> _EXERCISE PROMPT_: Report every line in the listing that contains the string "MehrWert".

> _DATA TO USE_:

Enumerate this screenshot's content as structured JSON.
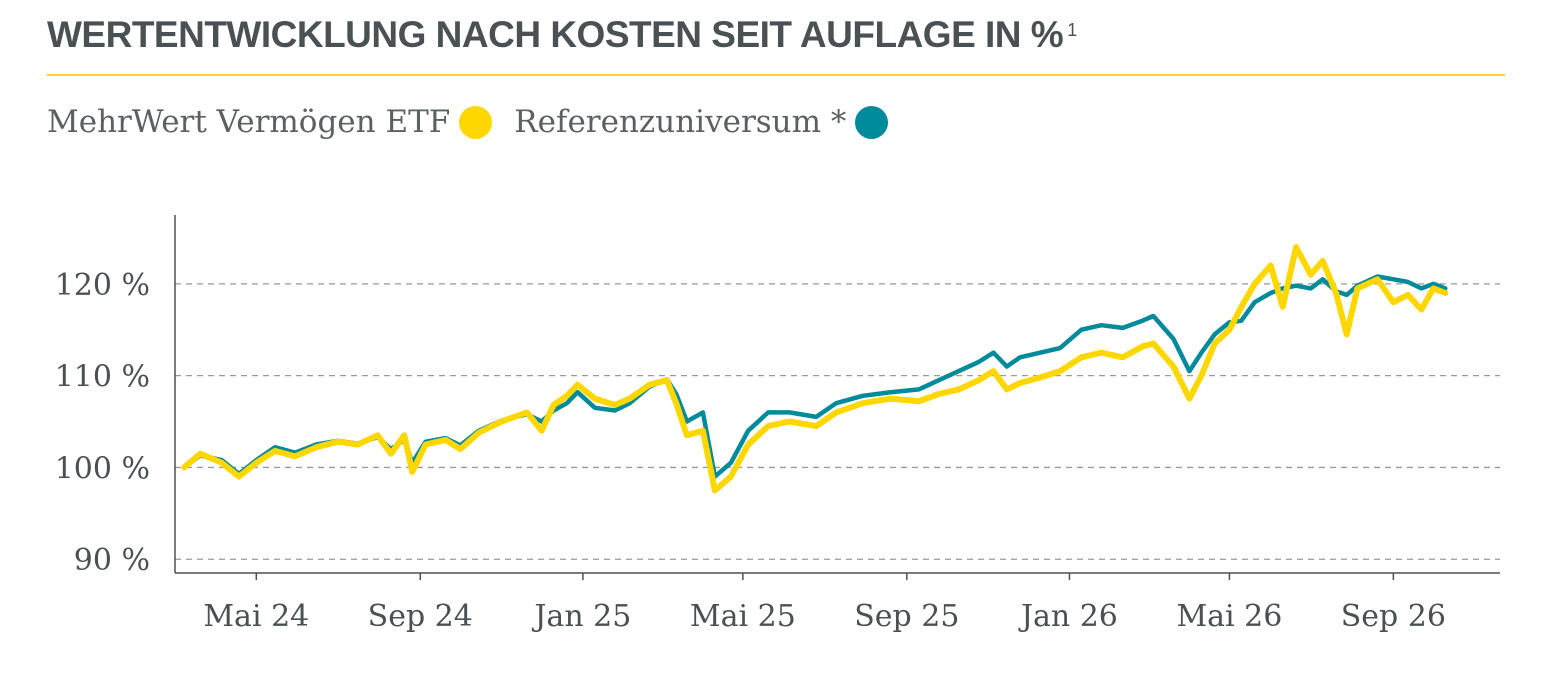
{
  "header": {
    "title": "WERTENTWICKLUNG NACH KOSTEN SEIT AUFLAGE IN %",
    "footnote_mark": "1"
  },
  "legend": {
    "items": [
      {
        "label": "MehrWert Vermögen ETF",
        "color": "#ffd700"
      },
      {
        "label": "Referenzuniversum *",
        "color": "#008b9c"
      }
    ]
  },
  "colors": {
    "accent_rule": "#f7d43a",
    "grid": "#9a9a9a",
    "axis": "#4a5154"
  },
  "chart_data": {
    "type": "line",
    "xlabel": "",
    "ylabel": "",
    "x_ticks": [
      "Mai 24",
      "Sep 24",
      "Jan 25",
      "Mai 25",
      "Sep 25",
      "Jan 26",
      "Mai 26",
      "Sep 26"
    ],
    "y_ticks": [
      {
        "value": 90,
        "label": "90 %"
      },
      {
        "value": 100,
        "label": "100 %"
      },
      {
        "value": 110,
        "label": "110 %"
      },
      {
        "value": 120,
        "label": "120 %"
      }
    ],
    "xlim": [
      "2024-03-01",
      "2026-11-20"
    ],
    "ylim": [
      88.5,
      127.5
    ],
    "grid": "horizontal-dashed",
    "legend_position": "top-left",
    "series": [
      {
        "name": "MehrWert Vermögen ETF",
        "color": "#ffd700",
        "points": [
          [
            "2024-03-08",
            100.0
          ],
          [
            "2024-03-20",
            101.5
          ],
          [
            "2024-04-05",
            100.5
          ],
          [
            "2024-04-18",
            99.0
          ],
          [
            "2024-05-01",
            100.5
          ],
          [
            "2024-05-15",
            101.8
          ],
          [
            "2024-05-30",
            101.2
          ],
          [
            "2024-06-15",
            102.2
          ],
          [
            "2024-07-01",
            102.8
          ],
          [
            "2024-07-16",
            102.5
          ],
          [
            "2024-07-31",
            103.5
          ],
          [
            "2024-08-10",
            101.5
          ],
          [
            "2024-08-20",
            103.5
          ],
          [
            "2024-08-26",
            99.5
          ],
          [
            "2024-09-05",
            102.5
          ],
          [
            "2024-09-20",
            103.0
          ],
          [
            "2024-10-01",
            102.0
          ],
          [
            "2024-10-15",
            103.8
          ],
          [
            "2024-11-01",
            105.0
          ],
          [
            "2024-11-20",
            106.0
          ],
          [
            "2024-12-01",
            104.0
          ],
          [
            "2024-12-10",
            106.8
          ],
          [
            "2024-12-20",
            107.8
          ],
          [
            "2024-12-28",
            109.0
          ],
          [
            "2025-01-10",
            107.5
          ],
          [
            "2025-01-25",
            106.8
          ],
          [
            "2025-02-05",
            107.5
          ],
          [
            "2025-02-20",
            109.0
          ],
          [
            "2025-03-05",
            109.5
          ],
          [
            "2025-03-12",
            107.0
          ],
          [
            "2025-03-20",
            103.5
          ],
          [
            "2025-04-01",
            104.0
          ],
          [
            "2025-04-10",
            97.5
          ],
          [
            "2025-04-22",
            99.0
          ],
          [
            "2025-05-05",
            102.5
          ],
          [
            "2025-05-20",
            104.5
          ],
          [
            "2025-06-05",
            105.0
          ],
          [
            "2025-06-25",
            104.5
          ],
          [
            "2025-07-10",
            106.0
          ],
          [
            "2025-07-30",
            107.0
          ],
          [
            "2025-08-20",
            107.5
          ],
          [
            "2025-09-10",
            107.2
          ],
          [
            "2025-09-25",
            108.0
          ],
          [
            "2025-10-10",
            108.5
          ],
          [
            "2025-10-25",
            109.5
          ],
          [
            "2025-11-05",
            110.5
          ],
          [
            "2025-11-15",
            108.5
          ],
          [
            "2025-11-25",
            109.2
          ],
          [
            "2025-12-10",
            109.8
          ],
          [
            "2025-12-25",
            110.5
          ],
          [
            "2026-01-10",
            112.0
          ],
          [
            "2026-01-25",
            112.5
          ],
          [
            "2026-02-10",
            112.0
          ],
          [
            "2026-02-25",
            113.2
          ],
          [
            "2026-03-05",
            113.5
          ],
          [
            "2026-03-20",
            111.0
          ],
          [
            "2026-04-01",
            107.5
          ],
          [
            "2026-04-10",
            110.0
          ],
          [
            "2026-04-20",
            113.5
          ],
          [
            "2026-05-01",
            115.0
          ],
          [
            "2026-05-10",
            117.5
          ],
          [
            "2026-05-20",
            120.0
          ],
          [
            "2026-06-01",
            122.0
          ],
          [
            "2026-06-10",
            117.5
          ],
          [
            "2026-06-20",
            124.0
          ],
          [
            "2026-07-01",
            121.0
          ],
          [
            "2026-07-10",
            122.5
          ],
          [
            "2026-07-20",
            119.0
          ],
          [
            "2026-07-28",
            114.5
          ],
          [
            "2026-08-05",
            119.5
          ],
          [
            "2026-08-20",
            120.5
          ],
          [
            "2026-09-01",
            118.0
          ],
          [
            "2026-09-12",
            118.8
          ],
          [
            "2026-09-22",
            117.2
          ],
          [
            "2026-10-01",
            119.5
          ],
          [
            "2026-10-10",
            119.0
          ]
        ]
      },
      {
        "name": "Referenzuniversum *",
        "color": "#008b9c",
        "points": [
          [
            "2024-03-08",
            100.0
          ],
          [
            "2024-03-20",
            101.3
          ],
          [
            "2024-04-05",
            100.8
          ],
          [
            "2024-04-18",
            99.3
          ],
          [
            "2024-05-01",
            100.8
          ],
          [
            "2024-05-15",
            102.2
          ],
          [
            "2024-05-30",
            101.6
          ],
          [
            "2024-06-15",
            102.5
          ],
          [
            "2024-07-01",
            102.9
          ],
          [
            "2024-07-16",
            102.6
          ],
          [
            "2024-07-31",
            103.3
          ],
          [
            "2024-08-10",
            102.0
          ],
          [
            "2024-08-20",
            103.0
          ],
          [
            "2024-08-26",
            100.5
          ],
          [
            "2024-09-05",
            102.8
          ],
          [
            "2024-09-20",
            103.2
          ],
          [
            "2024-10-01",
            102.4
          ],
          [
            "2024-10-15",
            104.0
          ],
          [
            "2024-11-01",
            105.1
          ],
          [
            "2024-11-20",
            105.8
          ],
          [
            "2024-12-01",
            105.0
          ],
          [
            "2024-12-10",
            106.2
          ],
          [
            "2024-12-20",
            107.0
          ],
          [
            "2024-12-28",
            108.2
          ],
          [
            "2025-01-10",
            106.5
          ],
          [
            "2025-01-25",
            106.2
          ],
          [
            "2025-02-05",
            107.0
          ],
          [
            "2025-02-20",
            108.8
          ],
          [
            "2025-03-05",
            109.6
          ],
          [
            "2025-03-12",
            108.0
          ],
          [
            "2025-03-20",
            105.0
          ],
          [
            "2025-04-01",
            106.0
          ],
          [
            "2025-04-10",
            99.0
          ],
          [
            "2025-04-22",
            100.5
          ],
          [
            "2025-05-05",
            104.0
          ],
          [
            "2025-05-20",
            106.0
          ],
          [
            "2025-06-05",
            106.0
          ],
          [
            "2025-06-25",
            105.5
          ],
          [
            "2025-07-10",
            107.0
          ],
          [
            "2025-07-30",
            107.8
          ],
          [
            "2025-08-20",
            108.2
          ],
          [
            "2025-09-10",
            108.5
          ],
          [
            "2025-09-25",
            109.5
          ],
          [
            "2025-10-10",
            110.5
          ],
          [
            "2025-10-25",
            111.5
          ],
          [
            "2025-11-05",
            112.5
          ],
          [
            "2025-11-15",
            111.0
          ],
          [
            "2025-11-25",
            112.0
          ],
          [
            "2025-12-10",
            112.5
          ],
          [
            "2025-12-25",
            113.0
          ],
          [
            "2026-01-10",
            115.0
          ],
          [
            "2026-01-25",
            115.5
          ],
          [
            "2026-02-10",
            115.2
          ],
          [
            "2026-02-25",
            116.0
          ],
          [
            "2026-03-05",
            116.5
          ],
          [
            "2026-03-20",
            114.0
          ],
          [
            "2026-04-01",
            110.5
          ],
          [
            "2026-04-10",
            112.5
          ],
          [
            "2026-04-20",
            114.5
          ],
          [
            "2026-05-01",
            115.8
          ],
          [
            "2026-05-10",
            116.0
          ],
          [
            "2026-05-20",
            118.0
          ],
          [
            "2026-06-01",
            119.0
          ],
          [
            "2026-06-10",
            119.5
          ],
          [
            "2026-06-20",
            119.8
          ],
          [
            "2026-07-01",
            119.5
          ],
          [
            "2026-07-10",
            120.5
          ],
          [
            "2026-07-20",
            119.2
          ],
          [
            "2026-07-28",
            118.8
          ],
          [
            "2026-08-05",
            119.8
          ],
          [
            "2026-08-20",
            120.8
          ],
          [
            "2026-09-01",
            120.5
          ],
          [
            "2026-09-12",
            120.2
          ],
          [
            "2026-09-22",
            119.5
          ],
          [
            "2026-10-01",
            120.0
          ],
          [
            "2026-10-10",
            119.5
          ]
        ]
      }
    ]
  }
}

==

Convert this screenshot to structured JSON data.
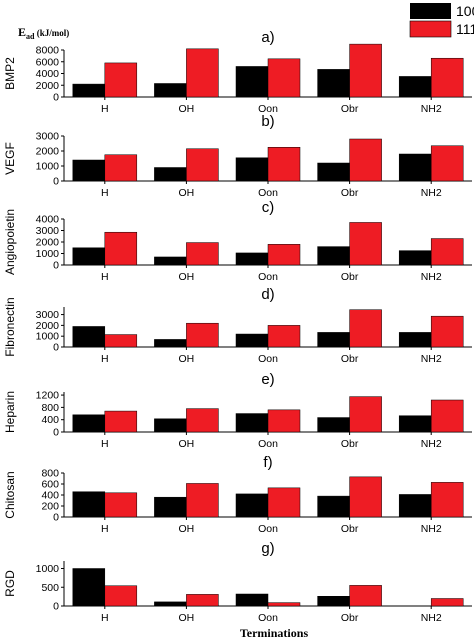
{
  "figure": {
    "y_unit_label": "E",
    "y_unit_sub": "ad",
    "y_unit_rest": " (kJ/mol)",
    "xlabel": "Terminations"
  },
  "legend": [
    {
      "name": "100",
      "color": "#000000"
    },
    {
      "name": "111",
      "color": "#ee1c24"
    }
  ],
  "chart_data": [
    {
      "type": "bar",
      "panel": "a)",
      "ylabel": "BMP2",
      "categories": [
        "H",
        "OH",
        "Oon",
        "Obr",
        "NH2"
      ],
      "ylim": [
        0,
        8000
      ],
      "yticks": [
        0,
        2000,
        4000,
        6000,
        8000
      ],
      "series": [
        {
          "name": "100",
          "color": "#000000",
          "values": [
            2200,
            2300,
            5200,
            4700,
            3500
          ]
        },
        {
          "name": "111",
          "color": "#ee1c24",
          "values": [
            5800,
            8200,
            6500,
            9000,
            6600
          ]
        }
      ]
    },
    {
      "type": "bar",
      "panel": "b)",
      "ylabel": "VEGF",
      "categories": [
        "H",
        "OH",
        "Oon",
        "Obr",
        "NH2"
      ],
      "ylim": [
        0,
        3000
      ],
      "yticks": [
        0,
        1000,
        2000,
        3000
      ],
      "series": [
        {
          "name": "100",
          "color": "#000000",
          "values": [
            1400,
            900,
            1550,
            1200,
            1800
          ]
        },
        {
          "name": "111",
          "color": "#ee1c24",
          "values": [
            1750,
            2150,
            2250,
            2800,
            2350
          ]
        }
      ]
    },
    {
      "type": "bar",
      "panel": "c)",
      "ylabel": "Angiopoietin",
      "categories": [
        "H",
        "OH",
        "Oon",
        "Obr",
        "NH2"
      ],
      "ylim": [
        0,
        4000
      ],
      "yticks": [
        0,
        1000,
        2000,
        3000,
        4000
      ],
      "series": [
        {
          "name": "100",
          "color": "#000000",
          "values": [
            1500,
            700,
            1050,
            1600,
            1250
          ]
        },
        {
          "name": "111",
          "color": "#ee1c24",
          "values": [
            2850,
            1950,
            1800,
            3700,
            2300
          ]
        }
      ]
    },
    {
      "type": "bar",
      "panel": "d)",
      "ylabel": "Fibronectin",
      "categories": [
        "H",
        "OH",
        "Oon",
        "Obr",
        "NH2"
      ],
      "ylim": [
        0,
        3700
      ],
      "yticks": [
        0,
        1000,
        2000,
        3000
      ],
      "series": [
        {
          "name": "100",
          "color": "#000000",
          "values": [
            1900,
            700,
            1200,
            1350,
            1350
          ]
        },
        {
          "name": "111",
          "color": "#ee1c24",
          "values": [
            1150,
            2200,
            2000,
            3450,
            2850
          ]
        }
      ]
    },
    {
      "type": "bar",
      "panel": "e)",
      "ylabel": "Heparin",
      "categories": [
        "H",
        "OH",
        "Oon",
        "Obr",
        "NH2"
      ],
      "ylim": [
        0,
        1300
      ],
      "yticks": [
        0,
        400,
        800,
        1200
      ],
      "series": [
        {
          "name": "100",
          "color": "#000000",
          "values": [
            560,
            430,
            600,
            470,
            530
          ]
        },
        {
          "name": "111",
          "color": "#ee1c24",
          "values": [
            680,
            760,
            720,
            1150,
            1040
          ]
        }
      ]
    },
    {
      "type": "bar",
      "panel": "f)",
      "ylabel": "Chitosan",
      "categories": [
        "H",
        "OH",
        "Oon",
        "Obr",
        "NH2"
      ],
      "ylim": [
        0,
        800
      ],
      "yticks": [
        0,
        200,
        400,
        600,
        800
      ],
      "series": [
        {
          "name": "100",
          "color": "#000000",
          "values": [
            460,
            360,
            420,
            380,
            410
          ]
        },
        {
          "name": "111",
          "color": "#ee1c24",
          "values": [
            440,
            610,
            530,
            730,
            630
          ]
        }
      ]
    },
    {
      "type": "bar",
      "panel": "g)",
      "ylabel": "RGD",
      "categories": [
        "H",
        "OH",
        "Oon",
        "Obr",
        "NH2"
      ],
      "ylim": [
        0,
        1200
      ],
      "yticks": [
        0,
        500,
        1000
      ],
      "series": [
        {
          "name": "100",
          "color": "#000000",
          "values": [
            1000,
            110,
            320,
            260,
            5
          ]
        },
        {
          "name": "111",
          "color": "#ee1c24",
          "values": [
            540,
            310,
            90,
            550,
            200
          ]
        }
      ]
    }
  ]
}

--

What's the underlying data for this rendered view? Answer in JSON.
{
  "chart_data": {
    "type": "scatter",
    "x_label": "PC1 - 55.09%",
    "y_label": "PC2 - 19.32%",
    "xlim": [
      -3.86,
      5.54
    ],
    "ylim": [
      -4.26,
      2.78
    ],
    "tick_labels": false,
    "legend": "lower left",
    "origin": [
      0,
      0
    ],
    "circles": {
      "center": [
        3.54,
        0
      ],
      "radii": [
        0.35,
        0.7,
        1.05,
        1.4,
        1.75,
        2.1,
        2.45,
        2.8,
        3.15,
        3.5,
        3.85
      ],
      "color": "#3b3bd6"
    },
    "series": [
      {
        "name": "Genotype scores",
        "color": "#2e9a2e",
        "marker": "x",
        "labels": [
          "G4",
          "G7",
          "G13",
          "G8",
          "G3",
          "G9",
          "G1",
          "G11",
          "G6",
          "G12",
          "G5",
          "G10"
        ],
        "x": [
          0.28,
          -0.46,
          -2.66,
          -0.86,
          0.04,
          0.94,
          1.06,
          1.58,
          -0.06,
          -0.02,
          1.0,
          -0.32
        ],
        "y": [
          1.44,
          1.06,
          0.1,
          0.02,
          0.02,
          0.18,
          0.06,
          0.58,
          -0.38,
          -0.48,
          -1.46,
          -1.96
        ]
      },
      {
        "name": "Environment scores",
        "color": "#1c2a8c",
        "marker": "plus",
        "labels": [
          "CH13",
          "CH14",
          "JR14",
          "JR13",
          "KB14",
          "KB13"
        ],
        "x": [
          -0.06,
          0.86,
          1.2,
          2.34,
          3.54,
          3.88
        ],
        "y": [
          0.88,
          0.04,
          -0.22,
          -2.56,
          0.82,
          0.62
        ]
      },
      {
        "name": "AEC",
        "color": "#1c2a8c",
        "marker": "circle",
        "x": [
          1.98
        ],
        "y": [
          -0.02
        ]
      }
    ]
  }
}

> _COMPLETED EXERCISE_:
        "label": "MehrWert Vermögen ETF",
        "name": "MehrWert Vermögen ETF",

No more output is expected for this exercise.